### Exercise data
◇ ◇ ◇

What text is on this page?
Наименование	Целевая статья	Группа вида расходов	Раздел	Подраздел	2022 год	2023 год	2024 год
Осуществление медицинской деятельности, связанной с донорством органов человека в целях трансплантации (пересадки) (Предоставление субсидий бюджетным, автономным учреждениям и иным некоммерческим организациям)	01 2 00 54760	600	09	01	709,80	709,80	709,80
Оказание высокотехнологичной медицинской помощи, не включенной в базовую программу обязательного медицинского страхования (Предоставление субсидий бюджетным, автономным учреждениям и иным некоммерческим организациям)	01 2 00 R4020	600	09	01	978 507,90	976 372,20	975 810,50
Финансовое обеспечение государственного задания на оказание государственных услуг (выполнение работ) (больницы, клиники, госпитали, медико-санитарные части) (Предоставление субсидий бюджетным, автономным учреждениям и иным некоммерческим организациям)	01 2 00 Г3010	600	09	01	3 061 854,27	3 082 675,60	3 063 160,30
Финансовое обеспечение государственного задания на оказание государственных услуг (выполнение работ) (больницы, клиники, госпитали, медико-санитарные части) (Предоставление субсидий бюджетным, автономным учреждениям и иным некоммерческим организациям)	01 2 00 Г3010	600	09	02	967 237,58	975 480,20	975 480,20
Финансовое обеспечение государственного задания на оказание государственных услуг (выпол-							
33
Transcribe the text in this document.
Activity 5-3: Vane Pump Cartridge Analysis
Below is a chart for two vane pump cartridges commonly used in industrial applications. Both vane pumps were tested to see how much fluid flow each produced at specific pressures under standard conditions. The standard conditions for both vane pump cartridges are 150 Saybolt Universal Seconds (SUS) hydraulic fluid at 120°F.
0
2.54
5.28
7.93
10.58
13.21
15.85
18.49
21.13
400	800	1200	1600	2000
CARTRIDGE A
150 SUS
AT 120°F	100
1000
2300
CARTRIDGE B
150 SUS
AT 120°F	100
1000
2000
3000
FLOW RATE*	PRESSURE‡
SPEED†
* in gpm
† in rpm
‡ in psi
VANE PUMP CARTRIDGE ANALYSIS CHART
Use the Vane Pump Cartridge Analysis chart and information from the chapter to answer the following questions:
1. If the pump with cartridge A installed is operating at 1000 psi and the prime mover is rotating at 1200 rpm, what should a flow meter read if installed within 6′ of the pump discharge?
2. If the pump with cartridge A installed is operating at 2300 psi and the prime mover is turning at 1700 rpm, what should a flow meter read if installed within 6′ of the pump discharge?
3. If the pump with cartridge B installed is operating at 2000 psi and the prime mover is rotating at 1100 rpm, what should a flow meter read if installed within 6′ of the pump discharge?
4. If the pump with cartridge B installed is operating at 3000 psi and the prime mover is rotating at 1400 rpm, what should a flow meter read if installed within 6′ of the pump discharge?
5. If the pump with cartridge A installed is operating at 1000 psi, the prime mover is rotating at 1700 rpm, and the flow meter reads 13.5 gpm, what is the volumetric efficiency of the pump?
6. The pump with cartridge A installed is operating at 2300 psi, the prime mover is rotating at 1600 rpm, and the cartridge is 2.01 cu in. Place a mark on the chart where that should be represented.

◇ ◇ ◇

### Work to complete
Select the lines from the entries that include the word "медицинской".

### Right answer
Осуществление медицинской деятельности, связанной с донорством органов человека в целях трансплантации (пересадки) (Предоставление субсидий бюджетным, автономным учреждениям и иным некоммерческим организациям)	01 2 00 54760	600	09	01	709,80	709,80	709,80
Оказание высокотехнологичной медицинской помощи, не включенной в базовую программу обязательного медицинского страхования (Предоставление субсидий бюджетным, автономным учреждениям и иным некоммерческим организациям)	01 2 00 R4020	600	09	01	978 507,90	976 372,20	975 810,50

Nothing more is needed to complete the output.